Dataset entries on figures
* BEGIN *
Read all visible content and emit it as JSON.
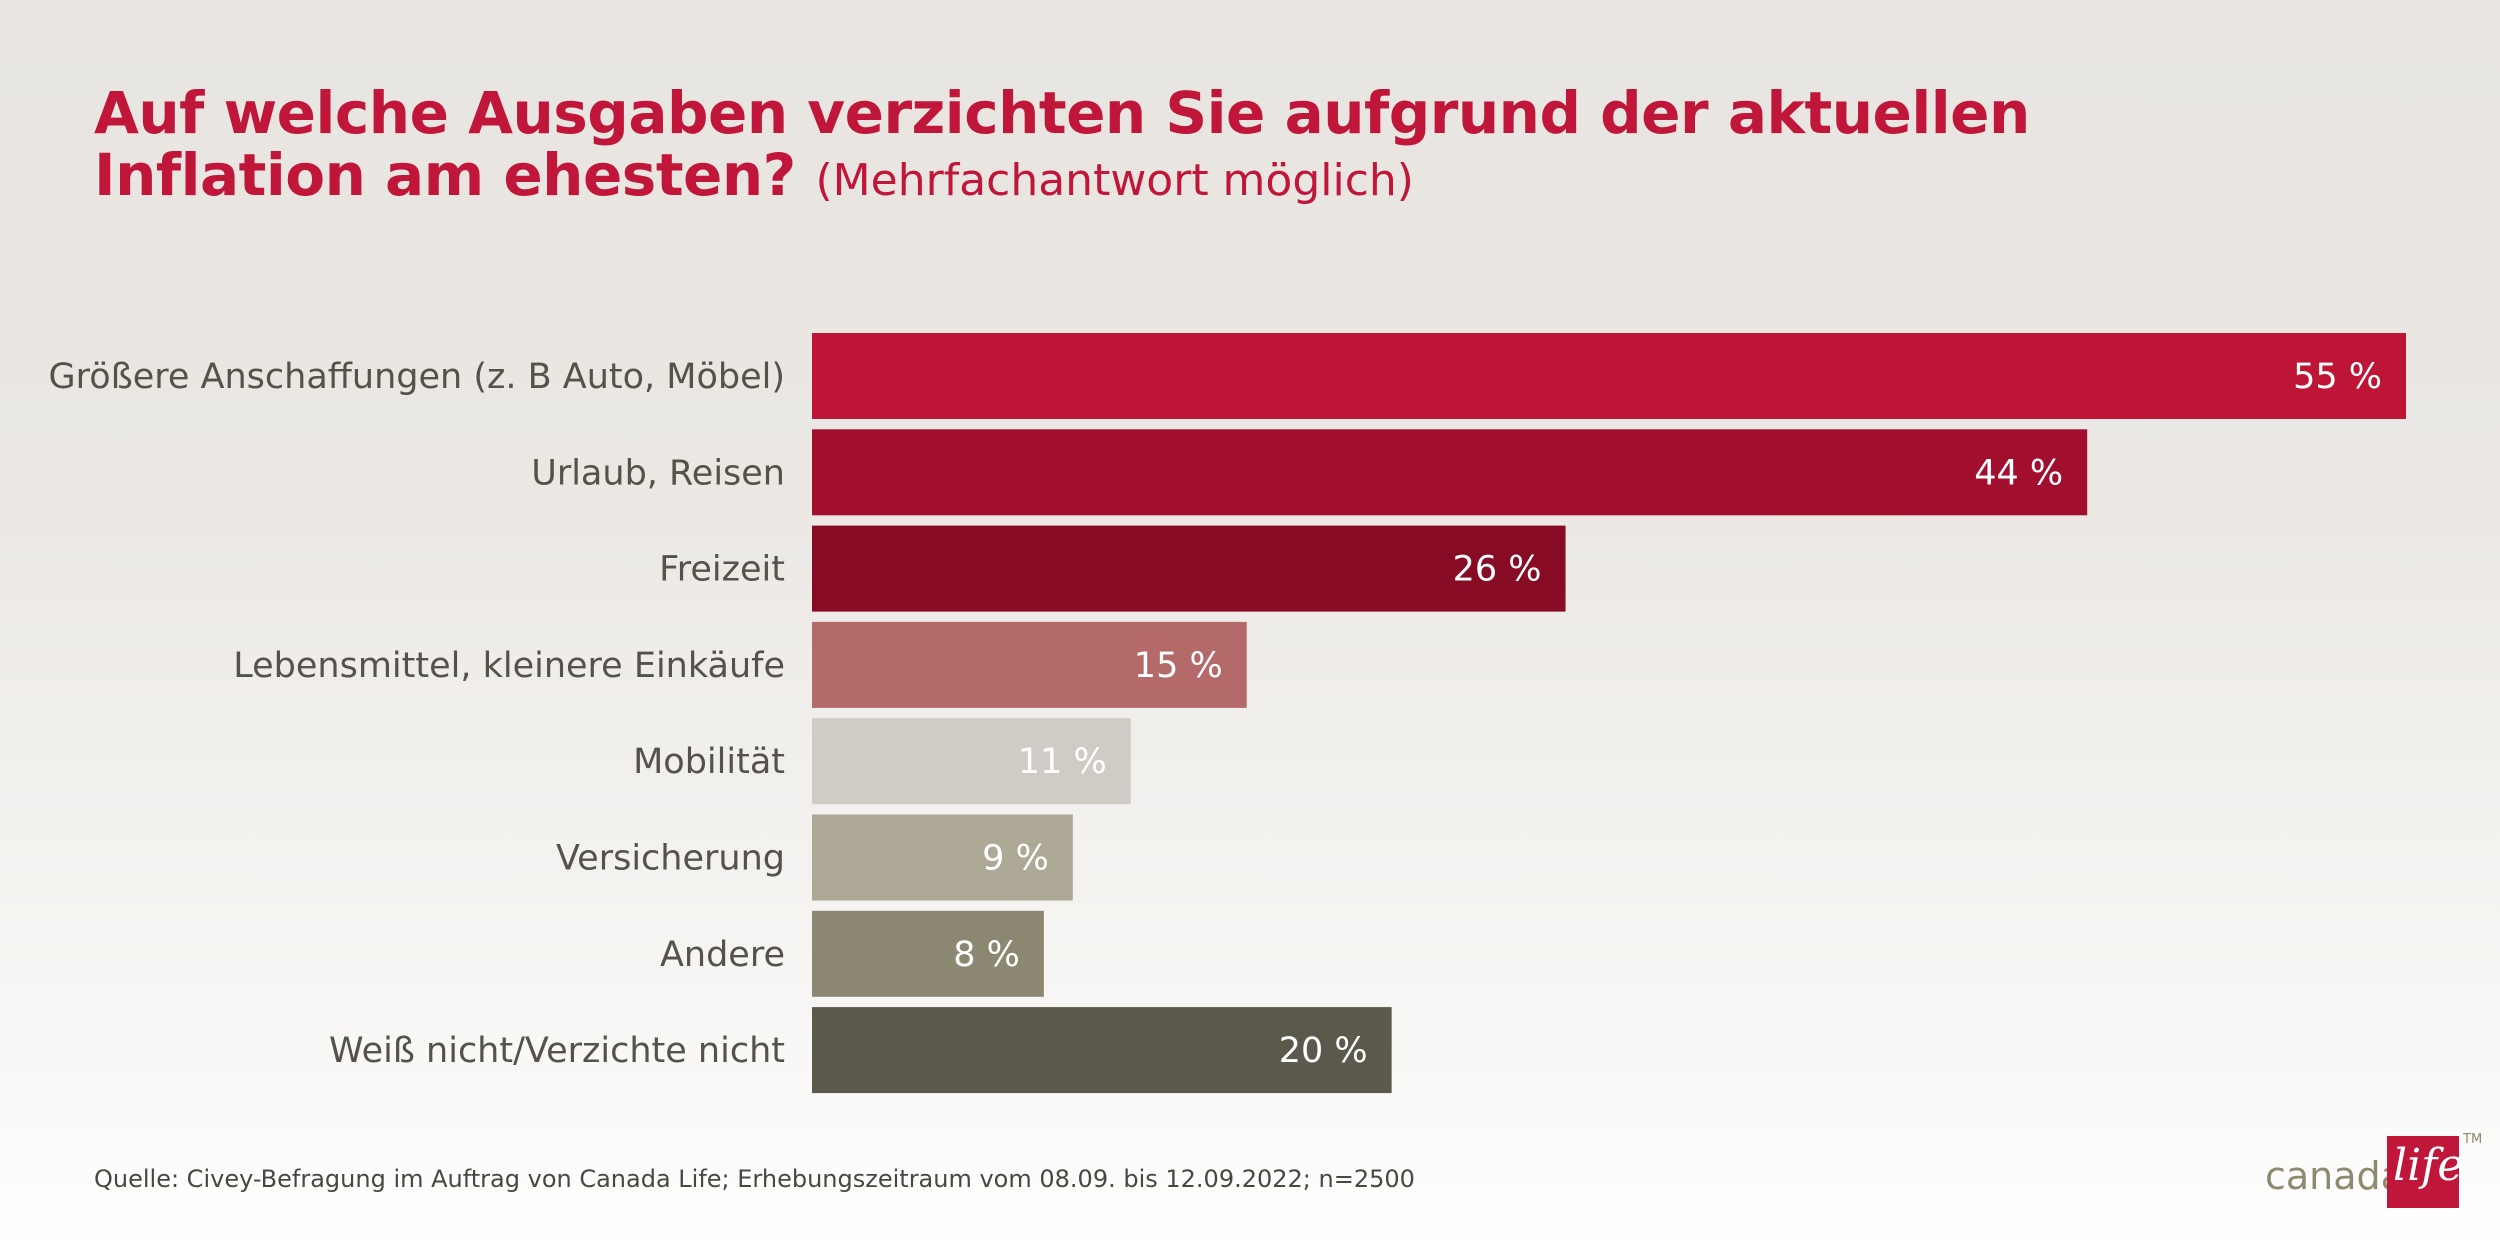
{
  "title": {
    "main": "Auf welche Ausgaben verzichten Sie aufgrund der aktuellen Inflation am ehesten?",
    "sub": "(Mehrfachantwort möglich)"
  },
  "chart_data": {
    "type": "bar",
    "orientation": "horizontal",
    "categories": [
      "Größere Anschaffungen (z. B Auto, Möbel)",
      "Urlaub, Reisen",
      "Freizeit",
      "Lebensmittel, kleinere Einkäufe",
      "Mobilität",
      "Versicherung",
      "Andere",
      "Weiß nicht/Verzichte nicht"
    ],
    "values": [
      55,
      44,
      26,
      15,
      11,
      9,
      8,
      20
    ],
    "value_labels": [
      "55 %",
      "44 %",
      "26 %",
      "15 %",
      "11 %",
      "9 %",
      "8 %",
      "20 %"
    ],
    "colors": [
      "#be1536",
      "#a20e2e",
      "#870b25",
      "#b56a6a",
      "#d0ccc5",
      "#aea897",
      "#8c8771",
      "#5b594b"
    ],
    "xlim": [
      0,
      55
    ],
    "grid": false,
    "legend": "none"
  },
  "source": "Quelle: Civey-Befragung im Auftrag von Canada Life; Erhebungszeitraum vom 08.09. bis 12.09.2022; n=2500",
  "logo": {
    "word": "canada",
    "script": "life",
    "tm": "TM"
  }
}
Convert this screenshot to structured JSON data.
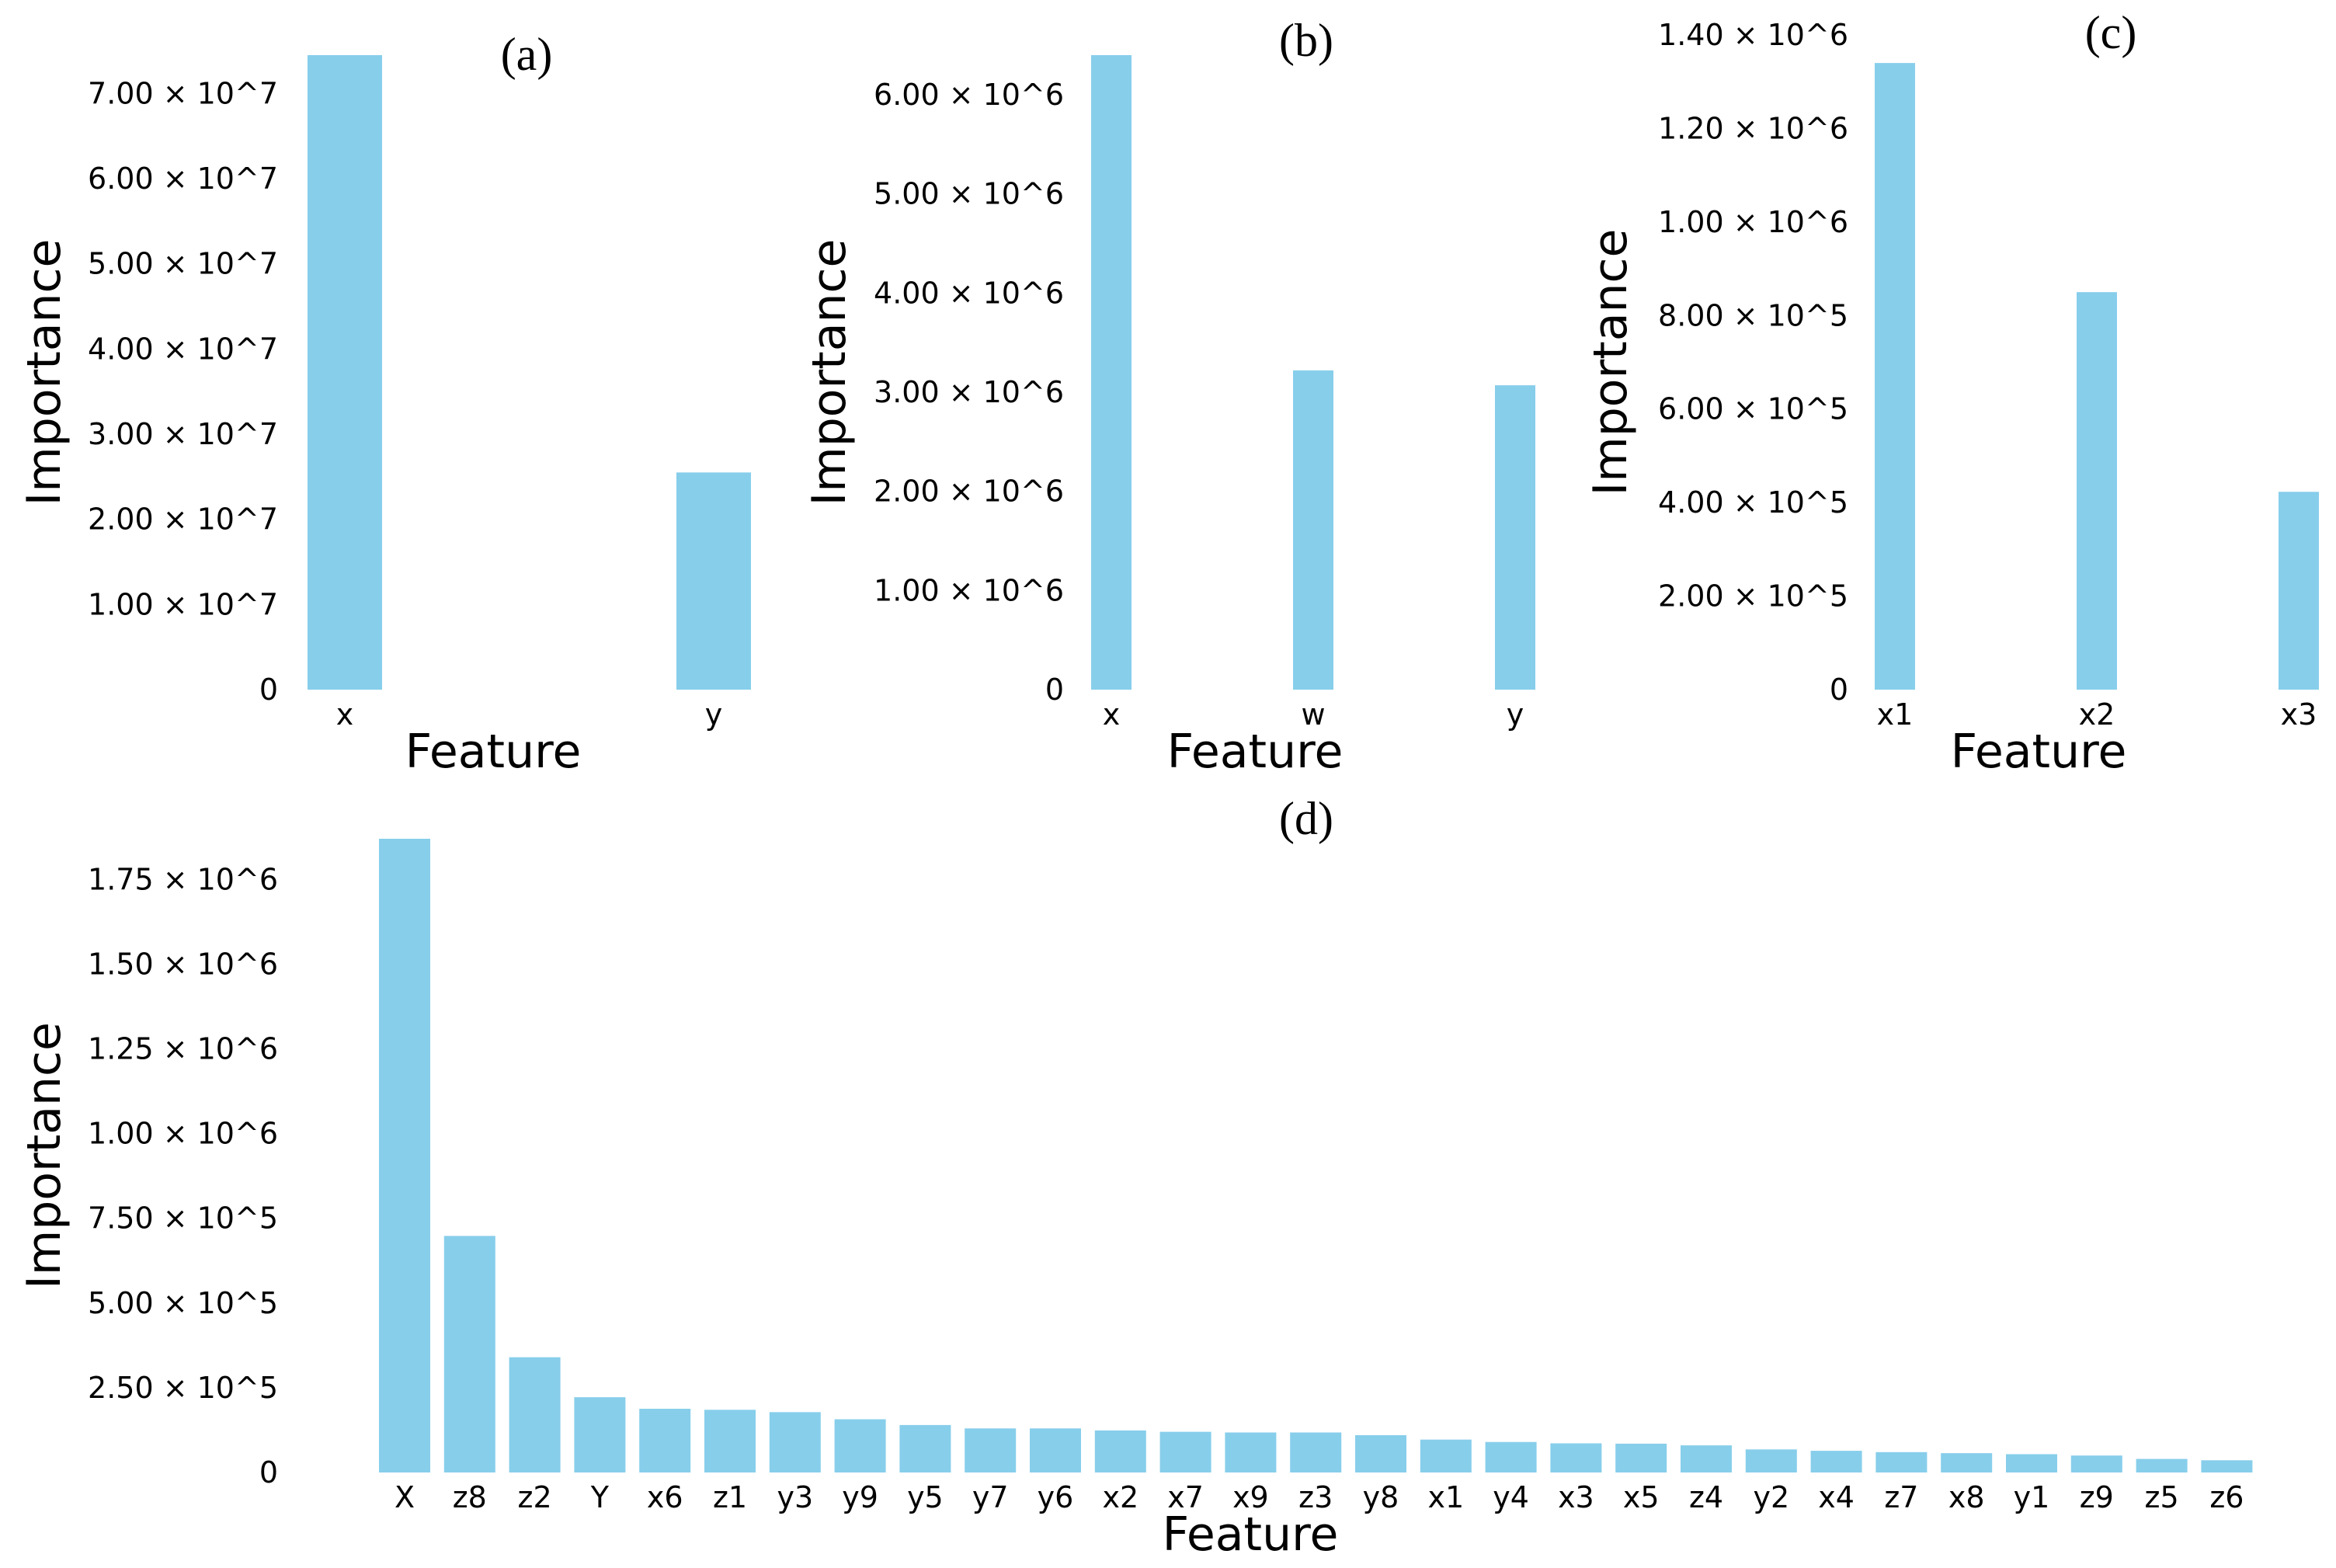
* END *
TASK TO COMPLETE: Only the number should be given: how many lines of the data contain the word "JSON"?

OUTPUT OF THE EXERCISE: 2